What you have to do
The records should be written out in full, with nothing altered.

Records provided
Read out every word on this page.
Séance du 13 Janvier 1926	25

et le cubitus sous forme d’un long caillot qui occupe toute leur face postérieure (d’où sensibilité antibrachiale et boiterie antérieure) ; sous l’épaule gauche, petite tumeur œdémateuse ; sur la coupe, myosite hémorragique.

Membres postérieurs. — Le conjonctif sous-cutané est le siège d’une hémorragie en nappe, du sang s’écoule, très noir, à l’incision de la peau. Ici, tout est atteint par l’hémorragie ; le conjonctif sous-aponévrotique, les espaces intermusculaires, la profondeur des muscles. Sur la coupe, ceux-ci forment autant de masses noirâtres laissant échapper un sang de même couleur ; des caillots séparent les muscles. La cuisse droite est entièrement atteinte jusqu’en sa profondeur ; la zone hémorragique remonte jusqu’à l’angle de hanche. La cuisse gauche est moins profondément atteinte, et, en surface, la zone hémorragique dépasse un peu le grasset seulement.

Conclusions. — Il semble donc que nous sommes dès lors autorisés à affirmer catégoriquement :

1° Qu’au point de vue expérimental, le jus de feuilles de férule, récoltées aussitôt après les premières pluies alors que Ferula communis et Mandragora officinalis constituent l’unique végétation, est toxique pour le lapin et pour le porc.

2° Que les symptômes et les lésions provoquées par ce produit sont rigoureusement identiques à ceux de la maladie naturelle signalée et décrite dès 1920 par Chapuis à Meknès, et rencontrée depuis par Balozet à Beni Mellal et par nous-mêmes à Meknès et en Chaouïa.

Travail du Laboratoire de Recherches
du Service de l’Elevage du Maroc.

The answer
Read out every word on this page.
Séance du 13 Janvier 1926	25

et le cubitus sous forme d’un long caillot qui occupe toute leur face postérieure (d’où sensibilité antibrachiale et boiterie antérieure) ; sous l’épaule gauche, petite tumeur œdémateuse ; sur la coupe, myosite hémorragique.

Membres postérieurs. — Le conjonctif sous-cutané est le siège d’une hémorragie en nappe, du sang s’écoule, très noir, à l’incision de la peau. Ici, tout est atteint par l’hémorragie ; le conjonctif sous-aponévrotique, les espaces intermusculaires, la profondeur des muscles. Sur la coupe, ceux-ci forment autant de masses noirâtres laissant échapper un sang de même couleur ; des caillots séparent les muscles. La cuisse droite est entièrement atteinte jusqu’en sa profondeur ; la zone hémorragique remonte jusqu’à l’angle de hanche. La cuisse gauche est moins profondément atteinte, et, en surface, la zone hémorragique dépasse un peu le grasset seulement.

Conclusions. — Il semble donc que nous sommes dès lors autorisés à affirmer catégoriquement :

1° Qu’au point de vue expérimental, le jus de feuilles de férule, récoltées aussitôt après les premières pluies alors que Ferula communis et Mandragora officinalis constituent l’unique végétation, est toxique pour le lapin et pour le porc.

2° Que les symptômes et les lésions provoquées par ce produit sont rigoureusement identiques à ceux de la maladie naturelle signalée et décrite dès 1920 par Chapuis à Meknès, et rencontrée depuis par Balozet à Beni Mellal et par nous-mêmes à Meknès et en Chaouïa.

Travail du Laboratoire de Recherches
du Service de l’Elevage du Maroc.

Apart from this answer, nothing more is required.